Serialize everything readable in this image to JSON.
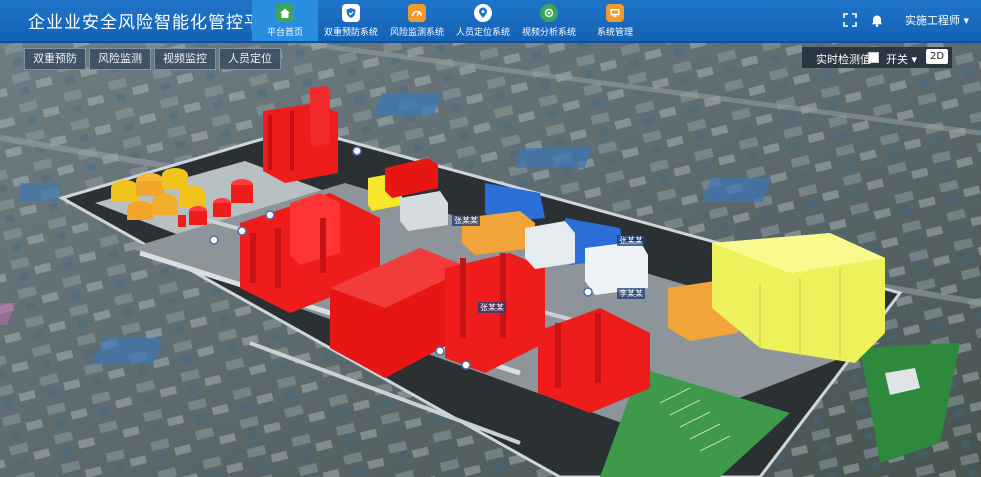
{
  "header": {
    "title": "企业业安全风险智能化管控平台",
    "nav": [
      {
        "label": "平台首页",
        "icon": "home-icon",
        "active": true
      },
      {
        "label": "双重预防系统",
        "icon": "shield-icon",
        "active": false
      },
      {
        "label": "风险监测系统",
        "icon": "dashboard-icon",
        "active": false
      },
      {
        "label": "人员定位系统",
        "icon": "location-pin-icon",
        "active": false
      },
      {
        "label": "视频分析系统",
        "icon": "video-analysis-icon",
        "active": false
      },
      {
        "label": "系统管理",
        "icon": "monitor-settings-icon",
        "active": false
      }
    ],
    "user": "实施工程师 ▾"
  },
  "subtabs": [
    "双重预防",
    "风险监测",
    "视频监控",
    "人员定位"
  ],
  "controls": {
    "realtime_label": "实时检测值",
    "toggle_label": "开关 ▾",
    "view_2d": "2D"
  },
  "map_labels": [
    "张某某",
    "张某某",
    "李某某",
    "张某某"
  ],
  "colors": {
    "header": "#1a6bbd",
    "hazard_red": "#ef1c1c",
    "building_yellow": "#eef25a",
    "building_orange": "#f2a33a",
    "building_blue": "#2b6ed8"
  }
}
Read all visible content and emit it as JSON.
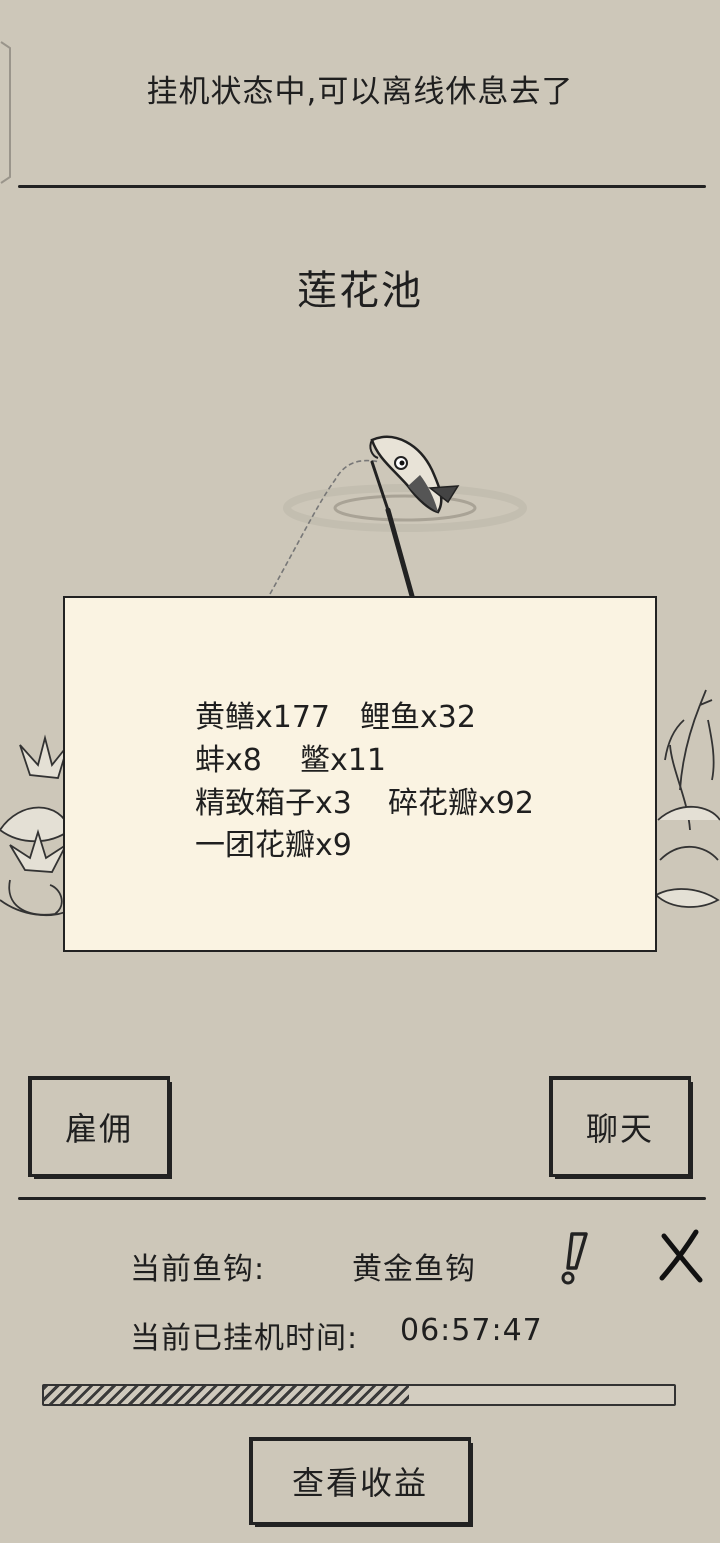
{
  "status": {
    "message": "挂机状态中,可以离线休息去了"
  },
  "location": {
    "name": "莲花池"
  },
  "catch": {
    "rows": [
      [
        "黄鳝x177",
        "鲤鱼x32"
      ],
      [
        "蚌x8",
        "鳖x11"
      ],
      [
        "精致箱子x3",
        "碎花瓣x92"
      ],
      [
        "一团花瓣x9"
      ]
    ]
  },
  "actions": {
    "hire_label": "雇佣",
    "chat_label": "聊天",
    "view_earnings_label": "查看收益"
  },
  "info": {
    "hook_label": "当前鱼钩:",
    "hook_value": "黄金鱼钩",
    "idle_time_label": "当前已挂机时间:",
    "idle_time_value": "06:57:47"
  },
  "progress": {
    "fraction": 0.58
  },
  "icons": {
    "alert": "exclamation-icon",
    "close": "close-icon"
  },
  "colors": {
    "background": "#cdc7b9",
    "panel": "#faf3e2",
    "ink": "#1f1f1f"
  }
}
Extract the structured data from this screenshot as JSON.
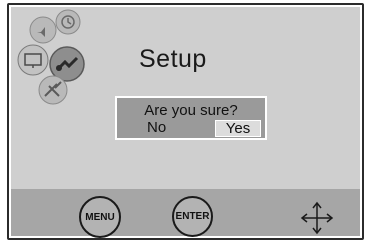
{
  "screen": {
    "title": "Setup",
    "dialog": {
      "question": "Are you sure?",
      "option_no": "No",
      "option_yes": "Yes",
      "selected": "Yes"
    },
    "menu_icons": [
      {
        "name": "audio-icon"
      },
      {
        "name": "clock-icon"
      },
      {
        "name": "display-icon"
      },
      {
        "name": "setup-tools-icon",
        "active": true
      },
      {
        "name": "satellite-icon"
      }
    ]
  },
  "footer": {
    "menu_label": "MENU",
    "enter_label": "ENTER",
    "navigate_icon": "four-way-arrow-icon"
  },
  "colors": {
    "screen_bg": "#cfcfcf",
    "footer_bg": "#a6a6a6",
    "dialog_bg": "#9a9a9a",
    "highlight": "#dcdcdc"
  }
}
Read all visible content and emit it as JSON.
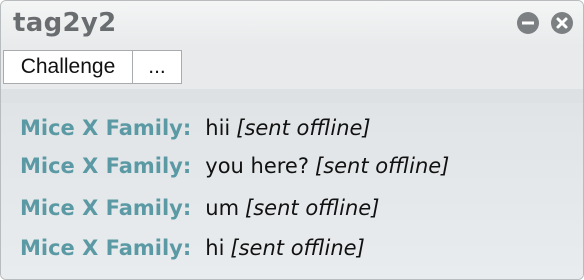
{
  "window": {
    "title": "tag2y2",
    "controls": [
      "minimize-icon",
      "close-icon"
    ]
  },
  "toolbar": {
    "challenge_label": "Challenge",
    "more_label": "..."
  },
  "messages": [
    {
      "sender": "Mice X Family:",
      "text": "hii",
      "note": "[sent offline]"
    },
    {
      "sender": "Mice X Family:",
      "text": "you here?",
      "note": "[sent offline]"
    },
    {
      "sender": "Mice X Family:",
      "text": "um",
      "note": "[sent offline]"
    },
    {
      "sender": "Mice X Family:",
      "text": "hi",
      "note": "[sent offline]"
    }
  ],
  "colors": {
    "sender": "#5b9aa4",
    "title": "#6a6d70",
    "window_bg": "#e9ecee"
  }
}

• **WRITTEN INSTRUCTION**
Make an exact copy of all the material, but keep the pictures out of it.

• **FULL OUTPUT**
Serialize everything readable in this image to JSON.
{
  "header": {
    "title": "企业业安全风险智能化管控平台",
    "nav": [
      {
        "label": "平台首页",
        "icon": "home-icon",
        "active": true
      },
      {
        "label": "双重预防系统",
        "icon": "shield-icon",
        "active": false
      },
      {
        "label": "风险监测系统",
        "icon": "dashboard-icon",
        "active": false
      },
      {
        "label": "人员定位系统",
        "icon": "location-pin-icon",
        "active": false
      },
      {
        "label": "视频分析系统",
        "icon": "video-analysis-icon",
        "active": false
      },
      {
        "label": "系统管理",
        "icon": "monitor-settings-icon",
        "active": false
      }
    ],
    "user": "实施工程师 ▾"
  },
  "subtabs": [
    "双重预防",
    "风险监测",
    "视频监控",
    "人员定位"
  ],
  "controls": {
    "realtime_label": "实时检测值",
    "toggle_label": "开关 ▾",
    "view_2d": "2D"
  },
  "map_labels": [
    "张某某",
    "张某某",
    "李某某",
    "张某某"
  ],
  "colors": {
    "header": "#1a6bbd",
    "hazard_red": "#ef1c1c",
    "building_yellow": "#eef25a",
    "building_orange": "#f2a33a",
    "building_blue": "#2b6ed8"
  }
}
Read all visible content and emit it as JSON.
{
  "status": {
    "message": "挂机状态中,可以离线休息去了"
  },
  "location": {
    "name": "莲花池"
  },
  "catch": {
    "rows": [
      [
        "黄鳝x177",
        "鲤鱼x32"
      ],
      [
        "蚌x8",
        "鳖x11"
      ],
      [
        "精致箱子x3",
        "碎花瓣x92"
      ],
      [
        "一团花瓣x9"
      ]
    ]
  },
  "actions": {
    "hire_label": "雇佣",
    "chat_label": "聊天",
    "view_earnings_label": "查看收益"
  },
  "info": {
    "hook_label": "当前鱼钩:",
    "hook_value": "黄金鱼钩",
    "idle_time_label": "当前已挂机时间:",
    "idle_time_value": "06:57:47"
  },
  "progress": {
    "fraction": 0.58
  },
  "icons": {
    "alert": "exclamation-icon",
    "close": "close-icon"
  },
  "colors": {
    "background": "#cdc7b9",
    "panel": "#faf3e2",
    "ink": "#1f1f1f"
  }
}
Extract the structured data from this screenshot as JSON.
{
  "screen": {
    "title": "Setup",
    "dialog": {
      "question": "Are you sure?",
      "option_no": "No",
      "option_yes": "Yes",
      "selected": "Yes"
    },
    "menu_icons": [
      {
        "name": "audio-icon"
      },
      {
        "name": "clock-icon"
      },
      {
        "name": "display-icon"
      },
      {
        "name": "setup-tools-icon",
        "active": true
      },
      {
        "name": "satellite-icon"
      }
    ]
  },
  "footer": {
    "menu_label": "MENU",
    "enter_label": "ENTER",
    "navigate_icon": "four-way-arrow-icon"
  },
  "colors": {
    "screen_bg": "#cfcfcf",
    "footer_bg": "#a6a6a6",
    "dialog_bg": "#9a9a9a",
    "highlight": "#dcdcdc"
  }
}
Read all visible content and emit it as JSON.
{
  "window": {
    "title": "tag2y2",
    "controls": [
      "minimize-icon",
      "close-icon"
    ]
  },
  "toolbar": {
    "challenge_label": "Challenge",
    "more_label": "..."
  },
  "messages": [
    {
      "sender": "Mice X Family:",
      "text": "hii",
      "note": "[sent offline]"
    },
    {
      "sender": "Mice X Family:",
      "text": "you here?",
      "note": "[sent offline]"
    },
    {
      "sender": "Mice X Family:",
      "text": "um",
      "note": "[sent offline]"
    },
    {
      "sender": "Mice X Family:",
      "text": "hi",
      "note": "[sent offline]"
    }
  ],
  "colors": {
    "sender": "#5b9aa4",
    "title": "#6a6d70",
    "window_bg": "#e9ecee"
  }
}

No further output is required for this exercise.